__EXTRACTED INFORMATION__.
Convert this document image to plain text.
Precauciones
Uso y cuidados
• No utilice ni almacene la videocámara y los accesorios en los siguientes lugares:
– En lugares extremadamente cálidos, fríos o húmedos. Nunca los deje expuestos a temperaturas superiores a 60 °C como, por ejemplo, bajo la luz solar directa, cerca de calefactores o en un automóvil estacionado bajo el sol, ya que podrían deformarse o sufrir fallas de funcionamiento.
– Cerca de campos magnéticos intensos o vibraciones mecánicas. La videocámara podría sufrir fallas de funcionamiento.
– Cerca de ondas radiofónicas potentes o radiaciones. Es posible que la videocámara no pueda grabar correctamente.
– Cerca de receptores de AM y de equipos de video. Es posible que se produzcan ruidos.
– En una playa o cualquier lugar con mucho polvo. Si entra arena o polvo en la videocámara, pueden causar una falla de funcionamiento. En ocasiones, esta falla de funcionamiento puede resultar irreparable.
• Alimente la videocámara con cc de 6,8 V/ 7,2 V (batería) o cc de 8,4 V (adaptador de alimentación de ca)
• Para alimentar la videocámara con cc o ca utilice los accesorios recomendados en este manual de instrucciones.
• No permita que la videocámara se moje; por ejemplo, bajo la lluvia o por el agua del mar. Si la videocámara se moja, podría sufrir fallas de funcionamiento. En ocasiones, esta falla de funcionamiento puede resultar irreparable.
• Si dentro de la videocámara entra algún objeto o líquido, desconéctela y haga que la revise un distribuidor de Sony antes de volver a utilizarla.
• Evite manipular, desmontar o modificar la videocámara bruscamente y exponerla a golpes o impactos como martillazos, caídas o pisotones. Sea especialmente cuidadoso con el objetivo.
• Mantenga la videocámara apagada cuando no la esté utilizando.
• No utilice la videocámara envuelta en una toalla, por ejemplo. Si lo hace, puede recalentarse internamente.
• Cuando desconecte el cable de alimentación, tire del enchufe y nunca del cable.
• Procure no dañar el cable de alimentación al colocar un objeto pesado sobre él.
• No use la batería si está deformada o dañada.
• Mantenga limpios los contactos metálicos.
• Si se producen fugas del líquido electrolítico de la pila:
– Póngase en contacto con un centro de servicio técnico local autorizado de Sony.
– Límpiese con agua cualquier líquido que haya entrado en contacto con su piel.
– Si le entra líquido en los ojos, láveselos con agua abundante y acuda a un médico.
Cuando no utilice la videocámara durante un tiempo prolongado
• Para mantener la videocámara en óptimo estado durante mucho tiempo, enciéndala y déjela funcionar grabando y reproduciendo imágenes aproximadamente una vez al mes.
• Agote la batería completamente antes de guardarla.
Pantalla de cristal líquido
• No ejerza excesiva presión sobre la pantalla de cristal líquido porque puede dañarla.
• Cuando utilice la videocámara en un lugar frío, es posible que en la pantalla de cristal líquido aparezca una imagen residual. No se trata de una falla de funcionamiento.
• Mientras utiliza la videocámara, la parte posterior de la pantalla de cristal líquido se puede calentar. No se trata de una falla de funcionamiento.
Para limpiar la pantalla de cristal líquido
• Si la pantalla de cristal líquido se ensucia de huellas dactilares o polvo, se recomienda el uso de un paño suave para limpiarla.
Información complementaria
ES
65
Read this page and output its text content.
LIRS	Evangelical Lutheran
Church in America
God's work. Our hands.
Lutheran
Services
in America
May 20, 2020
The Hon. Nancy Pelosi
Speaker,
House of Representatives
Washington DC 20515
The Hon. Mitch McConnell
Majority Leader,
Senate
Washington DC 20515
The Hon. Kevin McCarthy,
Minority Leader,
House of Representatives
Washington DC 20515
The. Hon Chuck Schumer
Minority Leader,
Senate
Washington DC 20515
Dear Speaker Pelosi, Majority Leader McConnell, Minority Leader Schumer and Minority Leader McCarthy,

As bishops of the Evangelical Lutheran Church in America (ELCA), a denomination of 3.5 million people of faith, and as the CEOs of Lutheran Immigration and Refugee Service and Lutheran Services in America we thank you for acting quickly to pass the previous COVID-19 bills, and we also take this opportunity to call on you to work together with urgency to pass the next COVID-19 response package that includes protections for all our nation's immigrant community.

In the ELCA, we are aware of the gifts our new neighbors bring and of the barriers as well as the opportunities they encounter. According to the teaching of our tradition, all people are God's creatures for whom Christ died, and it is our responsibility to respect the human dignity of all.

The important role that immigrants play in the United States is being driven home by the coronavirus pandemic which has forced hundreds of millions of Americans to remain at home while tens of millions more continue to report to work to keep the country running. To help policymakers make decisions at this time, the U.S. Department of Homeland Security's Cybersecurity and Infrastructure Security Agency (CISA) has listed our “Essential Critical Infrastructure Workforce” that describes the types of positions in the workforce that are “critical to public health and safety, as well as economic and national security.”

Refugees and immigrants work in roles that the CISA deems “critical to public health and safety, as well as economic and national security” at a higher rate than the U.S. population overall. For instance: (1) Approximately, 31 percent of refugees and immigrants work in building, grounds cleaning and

__ASSIGNMENT__.
Copy out each line of the data exactly.

__RESPONSE AREA__.
Convert this document image to plain text.
Precauciones
Uso y cuidados
• No utilice ni almacene la videocámara y los accesorios en los siguientes lugares:
– En lugares extremadamente cálidos, fríos o húmedos. Nunca los deje expuestos a temperaturas superiores a 60 °C como, por ejemplo, bajo la luz solar directa, cerca de calefactores o en un automóvil estacionado bajo el sol, ya que podrían deformarse o sufrir fallas de funcionamiento.
– Cerca de campos magnéticos intensos o vibraciones mecánicas. La videocámara podría sufrir fallas de funcionamiento.
– Cerca de ondas radiofónicas potentes o radiaciones. Es posible que la videocámara no pueda grabar correctamente.
– Cerca de receptores de AM y de equipos de video. Es posible que se produzcan ruidos.
– En una playa o cualquier lugar con mucho polvo. Si entra arena o polvo en la videocámara, pueden causar una falla de funcionamiento. En ocasiones, esta falla de funcionamiento puede resultar irreparable.
• Alimente la videocámara con cc de 6,8 V/ 7,2 V (batería) o cc de 8,4 V (adaptador de alimentación de ca)
• Para alimentar la videocámara con cc o ca utilice los accesorios recomendados en este manual de instrucciones.
• No permita que la videocámara se moje; por ejemplo, bajo la lluvia o por el agua del mar. Si la videocámara se moja, podría sufrir fallas de funcionamiento. En ocasiones, esta falla de funcionamiento puede resultar irreparable.
• Si dentro de la videocámara entra algún objeto o líquido, desconéctela y haga que la revise un distribuidor de Sony antes de volver a utilizarla.
• Evite manipular, desmontar o modificar la videocámara bruscamente y exponerla a golpes o impactos como martillazos, caídas o pisotones. Sea especialmente cuidadoso con el objetivo.
• Mantenga la videocámara apagada cuando no la esté utilizando.
• No utilice la videocámara envuelta en una toalla, por ejemplo. Si lo hace, puede recalentarse internamente.
• Cuando desconecte el cable de alimentación, tire del enchufe y nunca del cable.
• Procure no dañar el cable de alimentación al colocar un objeto pesado sobre él.
• No use la batería si está deformada o dañada.
• Mantenga limpios los contactos metálicos.
• Si se producen fugas del líquido electrolítico de la pila:
– Póngase en contacto con un centro de servicio técnico local autorizado de Sony.
– Límpiese con agua cualquier líquido que haya entrado en contacto con su piel.
– Si le entra líquido en los ojos, láveselos con agua abundante y acuda a un médico.
Cuando no utilice la videocámara durante un tiempo prolongado
• Para mantener la videocámara en óptimo estado durante mucho tiempo, enciéndala y déjela funcionar grabando y reproduciendo imágenes aproximadamente una vez al mes.
• Agote la batería completamente antes de guardarla.
Pantalla de cristal líquido
• No ejerza excesiva presión sobre la pantalla de cristal líquido porque puede dañarla.
• Cuando utilice la videocámara en un lugar frío, es posible que en la pantalla de cristal líquido aparezca una imagen residual. No se trata de una falla de funcionamiento.
• Mientras utiliza la videocámara, la parte posterior de la pantalla de cristal líquido se puede calentar. No se trata de una falla de funcionamiento.
Para limpiar la pantalla de cristal líquido
• Si la pantalla de cristal líquido se ensucia de huellas dactilares o polvo, se recomienda el uso de un paño suave para limpiarla.
Información complementaria
ES
65
Read this page and output its text content.
LIRS	Evangelical Lutheran
Church in America
God's work. Our hands.
Lutheran
Services
in America
May 20, 2020
The Hon. Nancy Pelosi
Speaker,
House of Representatives
Washington DC 20515
The Hon. Mitch McConnell
Majority Leader,
Senate
Washington DC 20515
The Hon. Kevin McCarthy,
Minority Leader,
House of Representatives
Washington DC 20515
The. Hon Chuck Schumer
Minority Leader,
Senate
Washington DC 20515
Dear Speaker Pelosi, Majority Leader McConnell, Minority Leader Schumer and Minority Leader McCarthy,

As bishops of the Evangelical Lutheran Church in America (ELCA), a denomination of 3.5 million people of faith, and as the CEOs of Lutheran Immigration and Refugee Service and Lutheran Services in America we thank you for acting quickly to pass the previous COVID-19 bills, and we also take this opportunity to call on you to work together with urgency to pass the next COVID-19 response package that includes protections for all our nation's immigrant community.

In the ELCA, we are aware of the gifts our new neighbors bring and of the barriers as well as the opportunities they encounter. According to the teaching of our tradition, all people are God's creatures for whom Christ died, and it is our responsibility to respect the human dignity of all.

The important role that immigrants play in the United States is being driven home by the coronavirus pandemic which has forced hundreds of millions of Americans to remain at home while tens of millions more continue to report to work to keep the country running. To help policymakers make decisions at this time, the U.S. Department of Homeland Security's Cybersecurity and Infrastructure Security Agency (CISA) has listed our “Essential Critical Infrastructure Workforce” that describes the types of positions in the workforce that are “critical to public health and safety, as well as economic and national security.”

Refugees and immigrants work in roles that the CISA deems “critical to public health and safety, as well as economic and national security” at a higher rate than the U.S. population overall. For instance: (1) Approximately, 31 percent of refugees and immigrants work in building, grounds cleaning and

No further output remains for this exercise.